Please report every line from the material that contains the word "átlag".
++++ Information supplied
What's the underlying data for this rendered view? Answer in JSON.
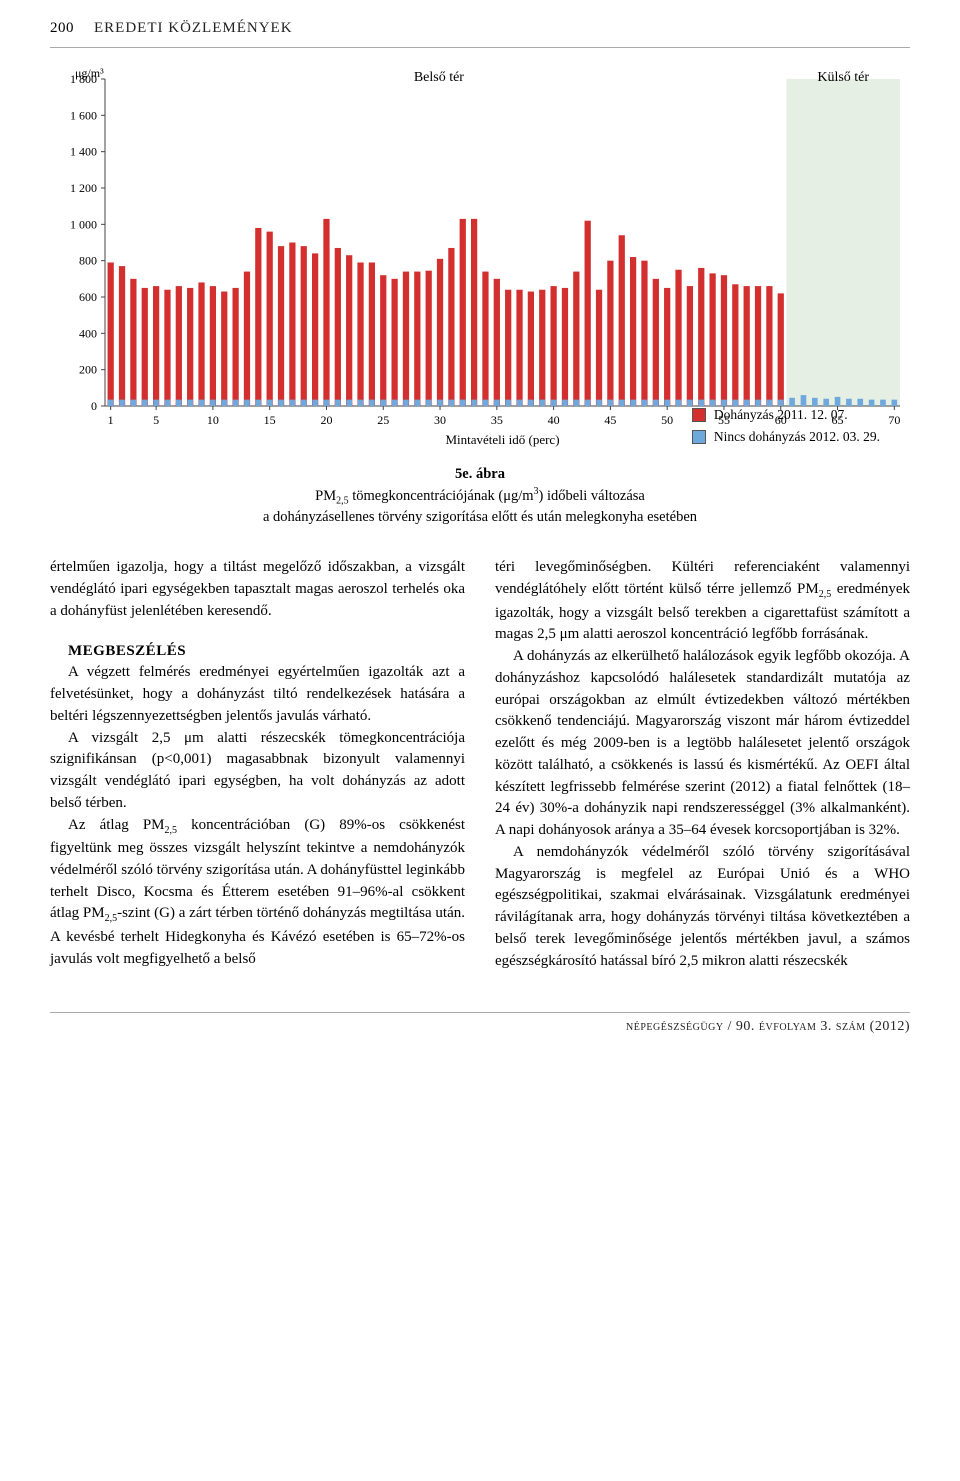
{
  "header": {
    "page_number": "200",
    "section": "EREDETI KÖZLEMÉNYEK"
  },
  "chart": {
    "type": "bar",
    "y_unit": "μg/m³",
    "ylim": [
      0,
      1800
    ],
    "ytick_step": 200,
    "yticks": [
      "0",
      "200",
      "400",
      "600",
      "800",
      "1 000",
      "1 200",
      "1 400",
      "1 600",
      "1 800"
    ],
    "x_label": "Mintavételi idő (perc)",
    "xticks": [
      1,
      5,
      10,
      15,
      20,
      25,
      30,
      35,
      40,
      45,
      50,
      55,
      60,
      65,
      70
    ],
    "region_labels": {
      "inner": "Belső tér",
      "outer": "Külső tér"
    },
    "outer_region_start_index": 60,
    "series": {
      "smoking": {
        "label": "Dohányzás 2011. 12. 07.",
        "color": "#d32f2f"
      },
      "nosmoking": {
        "label": "Nincs dohányzás 2012. 03. 29.",
        "color": "#6fa8dc"
      }
    },
    "colors": {
      "axis": "#444444",
      "bg": "#ffffff",
      "outer_bg": "#e5efe3"
    },
    "smoking_values": [
      790,
      770,
      700,
      650,
      660,
      640,
      660,
      650,
      680,
      660,
      630,
      650,
      740,
      980,
      960,
      880,
      900,
      880,
      840,
      1030,
      870,
      830,
      790,
      790,
      720,
      700,
      740,
      740,
      745,
      810,
      870,
      1030,
      1030,
      740,
      700,
      640,
      640,
      630,
      640,
      660,
      650,
      740,
      1020,
      640,
      800,
      940,
      820,
      800,
      700,
      650,
      750,
      660,
      760,
      730,
      720,
      670,
      660,
      660,
      660,
      620,
      0,
      0,
      0,
      0,
      0,
      0,
      0,
      0,
      0,
      0
    ],
    "nosmoking_values": [
      35,
      35,
      35,
      35,
      35,
      35,
      35,
      35,
      35,
      35,
      35,
      35,
      35,
      35,
      35,
      35,
      35,
      35,
      35,
      35,
      35,
      35,
      35,
      35,
      35,
      35,
      35,
      35,
      35,
      35,
      35,
      35,
      35,
      35,
      35,
      35,
      35,
      35,
      35,
      35,
      35,
      35,
      35,
      35,
      35,
      35,
      35,
      35,
      35,
      35,
      35,
      35,
      35,
      35,
      35,
      35,
      35,
      35,
      35,
      35,
      45,
      60,
      45,
      40,
      50,
      40,
      40,
      35,
      35,
      35
    ],
    "caption_title": "5e. ábra",
    "caption_line1_a": "PM",
    "caption_line1_sub": "2,5",
    "caption_line1_b": " tömegkoncentrációjának (μg/m",
    "caption_line1_sup": "3",
    "caption_line1_c": ") időbeli változása",
    "caption_line2": "a dohányzásellenes törvény szigorítása előtt és után melegkonyha esetében"
  },
  "body": {
    "left": {
      "p1": "értelműen igazolja, hogy a tiltást megelőző időszakban, a vizsgált vendéglátó ipari egységekben tapasztalt magas aeroszol terhelés oka a dohányfüst jelenlétében keresendő.",
      "heading": "MEGBESZÉLÉS",
      "p2": "A végzett felmérés eredményei egyértelműen igazolták azt a felvetésünket, hogy a dohányzást tiltó rendelkezések hatására a beltéri légszennyezettségben jelentős javulás várható.",
      "p3": "A vizsgált 2,5 μm alatti részecskék tömegkoncentrációja szignifikánsan (p<0,001) magasabbnak bizonyult valamennyi vizsgált vendéglátó ipari egységben, ha volt dohányzás az adott belső térben.",
      "p4_a": "Az átlag PM",
      "p4_b": " koncentrációban (G) 89%-os csökkenést figyeltünk meg összes vizsgált helyszínt tekintve a nemdohányzók védelméről szóló törvény szigorítása után. A dohányfüsttel leginkább terhelt Disco, Kocsma és Étterem esetében 91–96%-al csökkent átlag PM",
      "p4_c": "-szint (G) a zárt térben történő dohányzás megtiltása után. A kevésbé terhelt Hidegkonyha és Kávézó esetében is 65–72%-os javulás volt megfigyelhető a belső"
    },
    "right": {
      "p1_a": "téri levegőminőségben. Kültéri referenciaként valamennyi vendéglátóhely előtt történt külső térre jellemző PM",
      "p1_b": " eredmények igazolták, hogy a vizsgált belső terekben a cigarettafüst számított a magas 2,5 μm alatti aeroszol koncentráció legfőbb forrásának.",
      "p2": "A dohányzás az elkerülhető halálozások egyik legfőbb okozója. A dohányzáshoz kapcsolódó halálesetek standardizált mutatója az európai országokban az elmúlt évtizedekben változó mértékben csökkenő tendenciájú. Magyarország viszont már három évtizeddel ezelőtt és még 2009-ben is a legtöbb halálesetet jelentő országok között található, a csökkenés is lassú és kismértékű. Az OEFI által készített legfrissebb felmérése szerint (2012) a fiatal felnőttek (18–24 év) 30%-a dohányzik napi rendszerességgel (3% alkalmanként). A napi dohányosok aránya a 35–64 évesek korcsoportjában is 32%.",
      "p3": "A nemdohányzók védelméről szóló törvény szigorításával Magyarország is megfelel az Európai Unió és a WHO egészségpolitikai, szakmai elvárásainak. Vizsgálatunk eredményei rávilágítanak arra, hogy dohányzás törvényi tiltása következtében a belső terek levegőminősége jelentős mértékben javul, a számos egészségkárosító hatással bíró 2,5 mikron alatti részecskék"
    }
  },
  "footer": {
    "text": "népegészségügy / 90. évfolyam 3. szám (2012)"
  }
}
++++++++
--- Problem solution ---
      "p4_a": "Az átlag PM",
      "p4_b": " koncentrációban (G) 89%-os csökkenést figyeltünk meg összes vizsgált helyszínt tekintve a nemdohányzók védelméről szóló törvény szigorítása után. A dohányfüsttel leginkább terhelt Disco, Kocsma és Étterem esetében 91–96%-al csökkent átlag PM",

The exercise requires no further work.